══ SUPPLIED RECORDS ══

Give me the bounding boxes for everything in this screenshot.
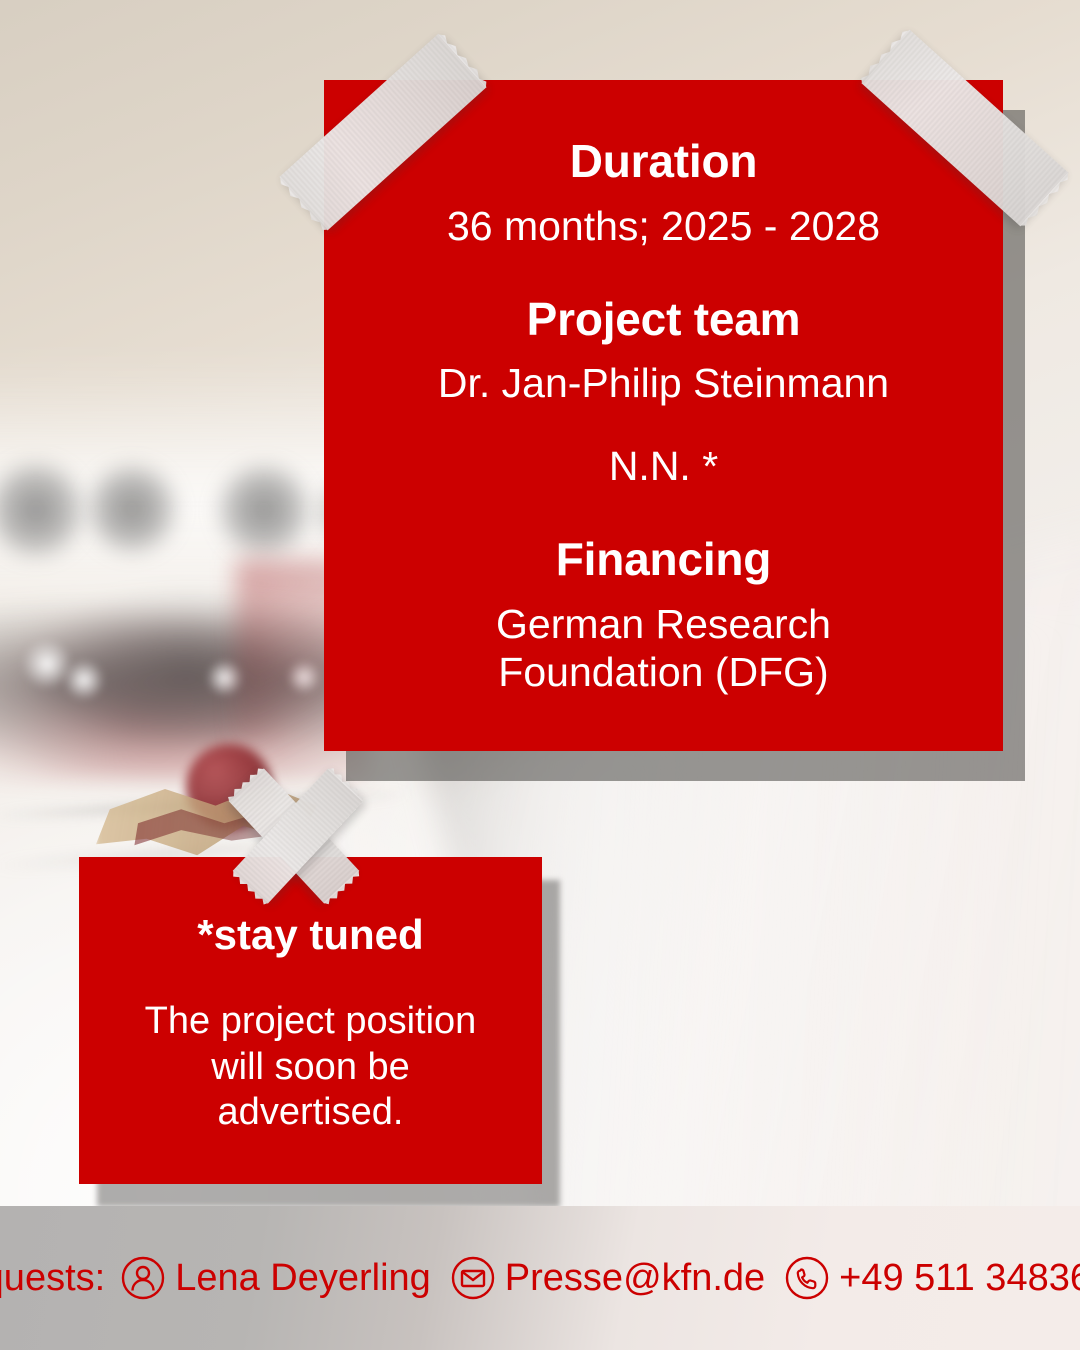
project-team-heading: Project team [527, 294, 801, 346]
duration-heading: Duration [570, 136, 758, 188]
stay-tuned-body-line-3: advertised. [218, 1090, 404, 1136]
phone-icon [785, 1256, 829, 1300]
contact-email-address: Presse@kfn.de [505, 1259, 765, 1297]
financing-value-line-2: Foundation (DFG) [498, 648, 828, 696]
contact-row: Requests: Lena Deyerling [0, 1256, 1080, 1300]
bokeh-dot [82, 462, 182, 556]
stay-tuned-card: *stay tuned The project position will so… [79, 857, 542, 1184]
stay-tuned-body-line-1: The project position [145, 999, 477, 1045]
contact-email[interactable]: Presse@kfn.de [451, 1256, 765, 1300]
project-team-member-2: N.N. * [609, 442, 718, 490]
poster-canvas: Duration 36 months; 2025 - 2028 Project … [0, 0, 1080, 1350]
contact-phone-number: +49 511 34836-25 [839, 1259, 1080, 1297]
financing-heading: Financing [556, 534, 771, 586]
bokeh-dot [212, 462, 316, 558]
project-team-member-1: Dr. Jan-Philip Steinmann [438, 359, 889, 407]
contact-phone[interactable]: +49 511 34836-25 [785, 1256, 1080, 1300]
stay-tuned-body-line-2: will soon be [211, 1045, 410, 1091]
bokeh-highlight [62, 660, 106, 700]
person-icon [121, 1256, 165, 1300]
requests-label: Requests: [0, 1257, 105, 1300]
envelope-icon [451, 1256, 495, 1300]
stay-tuned-heading: *stay tuned [197, 911, 423, 959]
duration-value: 36 months; 2025 - 2028 [447, 202, 880, 250]
contact-person-name: Lena Deyerling [175, 1259, 431, 1297]
contact-person[interactable]: Lena Deyerling [121, 1256, 431, 1300]
financing-value-line-1: German Research [496, 600, 831, 648]
contact-footer: Requests: Lena Deyerling [0, 1206, 1080, 1350]
main-info-card: Duration 36 months; 2025 - 2028 Project … [324, 80, 1003, 751]
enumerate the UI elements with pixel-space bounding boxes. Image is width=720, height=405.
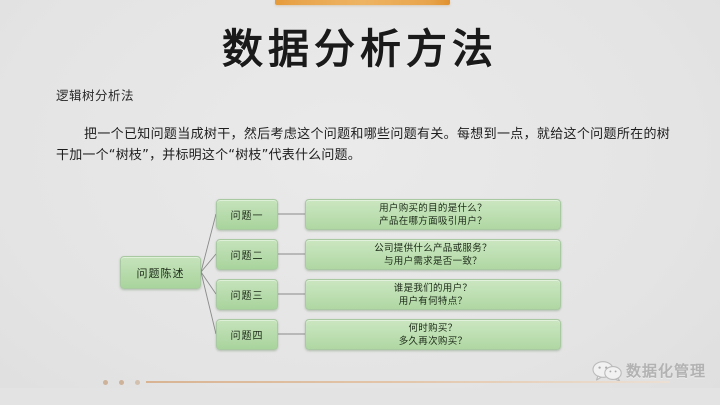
diagram-detail-4-line-2: 多久再次购买？ [399,335,468,348]
footer-dots-decoration [103,379,149,387]
body-paragraph: 把一个已知问题当成树干，然后考虑这个问题和哪些问题有关。每想到一点，就给这个问题… [56,124,670,166]
diagram-node-root[interactable]: 问题陈述 [120,256,201,289]
slide-canvas: 数据分析方法 逻辑树分析法 把一个已知问题当成树干，然后考虑这个问题和哪些问题有… [0,0,720,405]
page-title: 数据分析方法 [0,24,720,74]
diagram-detail-2-line-2: 与用户需求是否一致？ [384,255,482,268]
wechat-icon [592,361,622,381]
top-accent-bar [275,0,450,5]
diagram-node-branch-4-label: 问题四 [231,327,264,342]
diagram-detail-4-line-1: 何时购买？ [408,322,457,335]
diagram-node-root-label: 问题陈述 [137,265,185,281]
footer-dot-3 [135,380,140,385]
diagram-node-branch-3-label: 问题三 [231,287,264,302]
footer-brand-text: 数据化管理 [626,360,706,381]
diagram-detail-1-line-1: 用户购买的目的是什么？ [379,202,487,215]
section-subtitle: 逻辑树分析法 [56,87,134,104]
diagram-node-branch-1-label: 问题一 [231,207,264,222]
diagram-node-branch-2[interactable]: 问题二 [216,239,278,270]
diagram-node-branch-3[interactable]: 问题三 [216,279,278,310]
footer-dot-2 [119,380,124,385]
footer-divider [146,381,670,383]
footer-dot-1 [103,380,108,385]
diagram-detail-4[interactable]: 何时购买？ 多久再次购买？ [305,319,561,350]
diagram-detail-1-line-2: 产品在哪方面吸引用户？ [379,215,487,228]
diagram-detail-3-line-1: 谁是我们的用户？ [394,282,472,295]
diagram-detail-2[interactable]: 公司提供什么产品或服务？ 与用户需求是否一致？ [305,239,561,270]
diagram-node-branch-1[interactable]: 问题一 [216,199,278,230]
diagram-detail-2-line-1: 公司提供什么产品或服务？ [374,242,492,255]
diagram-detail-3-line-2: 用户有何特点？ [399,295,468,308]
footer-brand: 数据化管理 [592,360,706,381]
diagram-detail-3[interactable]: 谁是我们的用户？ 用户有何特点？ [305,279,561,310]
diagram-detail-1[interactable]: 用户购买的目的是什么？ 产品在哪方面吸引用户？ [305,199,561,230]
diagram-node-branch-2-label: 问题二 [231,247,264,262]
diagram-node-branch-4[interactable]: 问题四 [216,319,278,350]
bottom-edge-strip [0,388,720,405]
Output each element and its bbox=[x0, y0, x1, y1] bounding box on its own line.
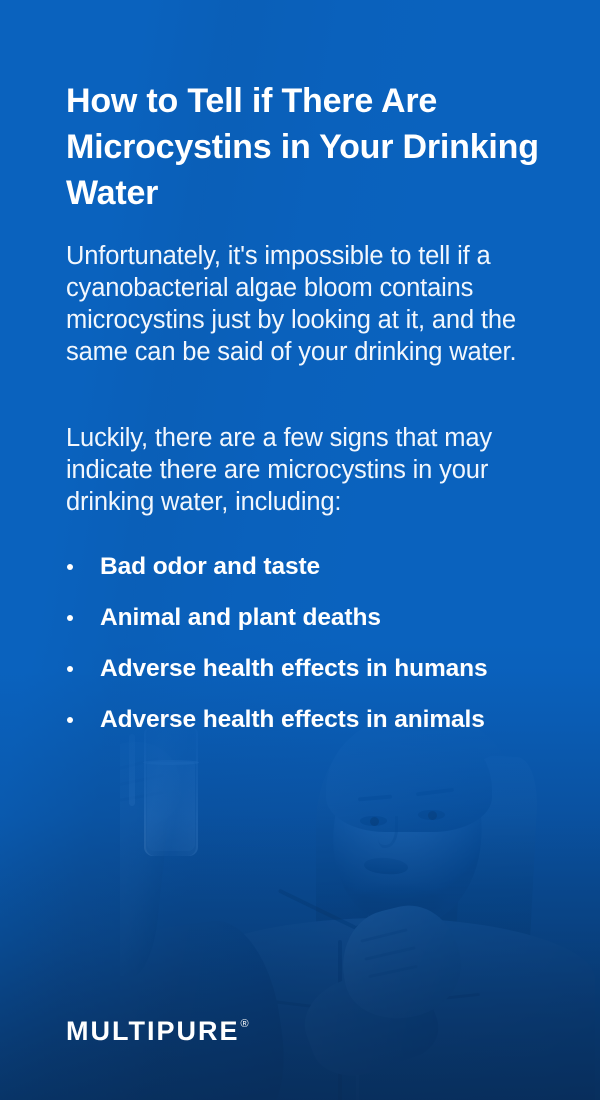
registered-trademark-icon: ® bbox=[241, 1019, 249, 1030]
list-item-label: Animal and plant deaths bbox=[100, 604, 381, 631]
bullet-dot-icon bbox=[67, 564, 73, 570]
logo-wordmark: MULTIPURE bbox=[66, 1016, 240, 1046]
content-area: How to Tell if There Are Microcystins in… bbox=[0, 0, 600, 1100]
list-item-label: Bad odor and taste bbox=[100, 553, 320, 580]
list-item-label: Adverse health effects in humans bbox=[100, 655, 488, 682]
signs-list: Bad odor and taste Animal and plant deat… bbox=[66, 552, 540, 756]
list-item-label: Adverse health effects in animals bbox=[100, 706, 485, 733]
page-title: How to Tell if There Are Microcystins in… bbox=[66, 78, 540, 216]
bullet-dot-icon bbox=[67, 666, 73, 672]
brand-logo: MULTIPURE ® bbox=[66, 1016, 249, 1046]
list-item: Adverse health effects in humans bbox=[66, 654, 540, 684]
intro-paragraph: Unfortunately, it's impossible to tell i… bbox=[66, 240, 536, 368]
list-item: Animal and plant deaths bbox=[66, 603, 540, 633]
lead-in-paragraph: Luckily, there are a few signs that may … bbox=[66, 422, 536, 518]
bullet-dot-icon bbox=[67, 717, 73, 723]
list-item: Bad odor and taste bbox=[66, 552, 540, 582]
poster-canvas: How to Tell if There Are Microcystins in… bbox=[0, 0, 600, 1100]
bullet-dot-icon bbox=[67, 615, 73, 621]
list-item: Adverse health effects in animals bbox=[66, 705, 540, 735]
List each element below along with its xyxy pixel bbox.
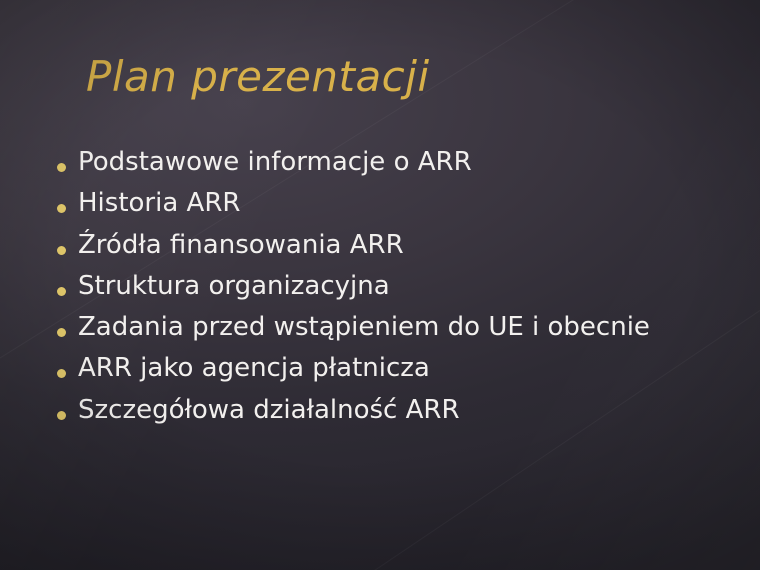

═══

CHALLENGE. Reproduce the lines verbatim, starting with the line that contains "diagram-detail-4-line-2: 多久再次购买？ [399,335,468,348]" and going on through the line that contains "diagram-detail-3-line-1: 谁是我们的用户？ [394,282,472,295]".

EXERCISE ANSWER.
diagram-detail-4-line-2: 多久再次购买？ [399,335,468,348]
footer-dots-decoration [103,379,149,387]
body-paragraph: 把一个已知问题当成树干，然后考虑这个问题和哪些问题有关。每想到一点，就给这个问题… [56,124,670,166]
diagram-node-root[interactable]: 问题陈述 [120,256,201,289]
slide-canvas: 数据分析方法 逻辑树分析法 把一个已知问题当成树干，然后考虑这个问题和哪些问题有… [0,0,720,405]
page-title: 数据分析方法 [0,24,720,74]
diagram-detail-2-line-2: 与用户需求是否一致？ [384,255,482,268]
wechat-icon [592,361,622,381]
top-accent-bar [275,0,450,5]
diagram-node-branch-4-label: 问题四 [231,327,264,342]
diagram-detail-4-line-1: 何时购买？ [408,322,457,335]
diagram-node-root-label: 问题陈述 [137,265,185,281]
footer-dot-3 [135,380,140,385]
diagram-node-branch-3-label: 问题三 [231,287,264,302]
footer-brand-text: 数据化管理 [626,360,706,381]
diagram-detail-1-line-1: 用户购买的目的是什么？ [379,202,487,215]
section-subtitle: 逻辑树分析法 [56,87,134,104]
diagram-node-branch-1-label: 问题一 [231,207,264,222]
diagram-node-branch-2[interactable]: 问题二 [216,239,278,270]
diagram-node-branch-3[interactable]: 问题三 [216,279,278,310]
footer-dot-2 [119,380,124,385]
footer-divider [146,381,670,383]
footer-dot-1 [103,380,108,385]
diagram-detail-4[interactable]: 何时购买？ 多久再次购买？ [305,319,561,350]
diagram-detail-1-line-2: 产品在哪方面吸引用户？ [379,215,487,228]
diagram-detail-3-line-1: 谁是我们的用户？ [394,282,472,295]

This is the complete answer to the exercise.